* Begin Records to process *

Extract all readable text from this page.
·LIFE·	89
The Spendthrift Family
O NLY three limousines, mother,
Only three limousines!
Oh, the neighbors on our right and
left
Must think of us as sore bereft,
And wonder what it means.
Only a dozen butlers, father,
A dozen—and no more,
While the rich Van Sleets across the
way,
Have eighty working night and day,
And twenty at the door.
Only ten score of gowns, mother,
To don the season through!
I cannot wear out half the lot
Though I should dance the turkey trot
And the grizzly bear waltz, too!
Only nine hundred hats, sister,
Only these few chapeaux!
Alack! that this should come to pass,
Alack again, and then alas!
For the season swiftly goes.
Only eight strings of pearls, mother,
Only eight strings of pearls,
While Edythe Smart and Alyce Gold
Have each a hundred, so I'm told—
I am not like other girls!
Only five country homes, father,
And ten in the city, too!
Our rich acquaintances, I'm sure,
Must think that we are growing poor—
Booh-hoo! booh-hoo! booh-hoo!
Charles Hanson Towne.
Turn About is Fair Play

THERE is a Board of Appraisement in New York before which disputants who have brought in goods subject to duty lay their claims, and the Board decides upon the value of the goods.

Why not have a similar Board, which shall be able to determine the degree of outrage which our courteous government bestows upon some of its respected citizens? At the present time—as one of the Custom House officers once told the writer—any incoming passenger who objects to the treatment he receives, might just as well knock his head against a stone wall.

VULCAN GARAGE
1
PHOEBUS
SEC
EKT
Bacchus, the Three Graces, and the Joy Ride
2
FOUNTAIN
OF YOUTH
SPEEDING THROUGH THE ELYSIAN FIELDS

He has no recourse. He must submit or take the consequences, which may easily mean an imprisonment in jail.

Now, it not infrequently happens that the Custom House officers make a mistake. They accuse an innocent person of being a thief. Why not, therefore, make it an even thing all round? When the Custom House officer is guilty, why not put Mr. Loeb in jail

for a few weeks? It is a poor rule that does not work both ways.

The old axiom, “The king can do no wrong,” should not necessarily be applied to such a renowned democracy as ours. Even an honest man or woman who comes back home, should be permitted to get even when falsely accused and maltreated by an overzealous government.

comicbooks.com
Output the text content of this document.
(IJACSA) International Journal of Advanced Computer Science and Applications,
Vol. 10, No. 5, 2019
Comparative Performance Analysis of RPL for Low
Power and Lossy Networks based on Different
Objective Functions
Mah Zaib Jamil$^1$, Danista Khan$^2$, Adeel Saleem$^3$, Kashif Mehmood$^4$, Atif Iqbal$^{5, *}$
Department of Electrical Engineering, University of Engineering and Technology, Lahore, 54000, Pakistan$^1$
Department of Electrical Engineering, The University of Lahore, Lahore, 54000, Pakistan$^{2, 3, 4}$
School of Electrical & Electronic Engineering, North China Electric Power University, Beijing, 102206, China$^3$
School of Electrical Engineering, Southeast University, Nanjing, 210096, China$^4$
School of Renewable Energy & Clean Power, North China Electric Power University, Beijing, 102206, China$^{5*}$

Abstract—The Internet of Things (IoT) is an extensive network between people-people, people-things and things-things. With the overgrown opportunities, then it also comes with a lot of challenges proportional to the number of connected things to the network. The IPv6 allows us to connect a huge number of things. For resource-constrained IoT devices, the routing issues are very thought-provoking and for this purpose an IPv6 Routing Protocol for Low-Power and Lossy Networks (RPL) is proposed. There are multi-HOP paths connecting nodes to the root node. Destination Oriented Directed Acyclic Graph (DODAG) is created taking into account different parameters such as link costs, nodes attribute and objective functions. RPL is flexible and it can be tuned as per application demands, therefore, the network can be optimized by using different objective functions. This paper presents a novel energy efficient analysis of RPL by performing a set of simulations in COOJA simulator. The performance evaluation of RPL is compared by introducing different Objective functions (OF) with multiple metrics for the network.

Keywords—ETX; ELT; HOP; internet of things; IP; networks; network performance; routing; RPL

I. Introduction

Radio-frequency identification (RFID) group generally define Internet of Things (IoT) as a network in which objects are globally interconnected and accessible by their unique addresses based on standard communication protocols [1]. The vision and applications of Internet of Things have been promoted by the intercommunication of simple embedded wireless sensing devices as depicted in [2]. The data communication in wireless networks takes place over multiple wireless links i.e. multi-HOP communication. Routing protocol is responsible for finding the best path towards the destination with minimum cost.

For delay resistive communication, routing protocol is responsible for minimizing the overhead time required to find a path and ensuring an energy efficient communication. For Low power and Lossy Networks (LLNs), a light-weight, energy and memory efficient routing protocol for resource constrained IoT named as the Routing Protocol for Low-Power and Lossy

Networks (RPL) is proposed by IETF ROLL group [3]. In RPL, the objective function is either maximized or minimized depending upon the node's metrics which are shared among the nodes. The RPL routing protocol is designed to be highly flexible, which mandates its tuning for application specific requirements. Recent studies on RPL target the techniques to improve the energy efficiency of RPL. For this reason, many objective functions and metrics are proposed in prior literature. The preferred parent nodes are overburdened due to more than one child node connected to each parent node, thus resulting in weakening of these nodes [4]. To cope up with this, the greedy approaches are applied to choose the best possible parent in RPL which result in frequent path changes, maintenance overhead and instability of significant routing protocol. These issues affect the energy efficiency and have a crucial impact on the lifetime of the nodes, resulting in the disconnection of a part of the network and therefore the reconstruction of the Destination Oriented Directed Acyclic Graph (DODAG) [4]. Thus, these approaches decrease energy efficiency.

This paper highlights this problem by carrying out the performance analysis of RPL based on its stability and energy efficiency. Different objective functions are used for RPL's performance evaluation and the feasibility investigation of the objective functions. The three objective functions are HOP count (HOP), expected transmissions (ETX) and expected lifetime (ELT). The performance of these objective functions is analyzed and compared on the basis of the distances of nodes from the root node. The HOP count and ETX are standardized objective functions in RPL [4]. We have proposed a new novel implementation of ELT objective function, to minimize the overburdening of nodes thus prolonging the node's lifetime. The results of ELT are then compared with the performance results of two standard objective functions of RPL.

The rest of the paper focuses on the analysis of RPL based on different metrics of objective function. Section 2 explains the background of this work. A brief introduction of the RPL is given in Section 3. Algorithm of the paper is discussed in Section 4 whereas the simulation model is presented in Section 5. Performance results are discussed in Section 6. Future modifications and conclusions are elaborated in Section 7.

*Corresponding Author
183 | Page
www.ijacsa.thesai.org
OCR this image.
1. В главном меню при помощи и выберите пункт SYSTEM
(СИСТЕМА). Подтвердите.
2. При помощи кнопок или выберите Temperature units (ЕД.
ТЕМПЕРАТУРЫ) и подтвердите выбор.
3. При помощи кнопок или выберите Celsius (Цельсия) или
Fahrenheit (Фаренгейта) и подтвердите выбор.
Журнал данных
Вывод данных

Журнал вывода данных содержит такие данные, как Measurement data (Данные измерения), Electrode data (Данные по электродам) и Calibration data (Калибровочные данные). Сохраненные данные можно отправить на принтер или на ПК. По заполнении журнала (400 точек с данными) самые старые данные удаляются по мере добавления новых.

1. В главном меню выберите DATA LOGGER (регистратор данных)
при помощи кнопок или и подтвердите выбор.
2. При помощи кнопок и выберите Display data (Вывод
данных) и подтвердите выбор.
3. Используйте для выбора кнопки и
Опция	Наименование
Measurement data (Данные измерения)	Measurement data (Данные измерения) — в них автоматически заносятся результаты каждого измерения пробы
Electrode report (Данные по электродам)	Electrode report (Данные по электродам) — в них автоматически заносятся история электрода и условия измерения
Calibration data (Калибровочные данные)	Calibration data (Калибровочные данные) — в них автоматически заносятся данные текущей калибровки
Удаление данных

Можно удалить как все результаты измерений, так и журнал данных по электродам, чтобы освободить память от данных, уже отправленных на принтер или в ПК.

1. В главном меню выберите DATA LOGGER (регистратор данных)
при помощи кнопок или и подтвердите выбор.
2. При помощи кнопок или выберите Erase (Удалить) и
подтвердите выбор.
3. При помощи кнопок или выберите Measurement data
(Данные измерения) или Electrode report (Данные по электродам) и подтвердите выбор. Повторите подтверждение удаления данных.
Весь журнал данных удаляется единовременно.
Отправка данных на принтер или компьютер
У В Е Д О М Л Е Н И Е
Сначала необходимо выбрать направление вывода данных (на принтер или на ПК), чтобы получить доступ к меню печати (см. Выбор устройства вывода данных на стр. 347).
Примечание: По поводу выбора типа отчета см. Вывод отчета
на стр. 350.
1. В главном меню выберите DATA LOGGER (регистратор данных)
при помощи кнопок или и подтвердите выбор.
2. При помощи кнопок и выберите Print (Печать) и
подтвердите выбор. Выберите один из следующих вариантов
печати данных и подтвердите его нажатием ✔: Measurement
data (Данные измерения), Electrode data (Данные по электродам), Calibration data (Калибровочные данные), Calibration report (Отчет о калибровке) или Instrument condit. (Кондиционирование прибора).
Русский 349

* End Records to process *

Find and copy each line above that includes the string "While".

[Result below]:
While the rich Van Sleets across the
While Edythe Smart and Alyce Gold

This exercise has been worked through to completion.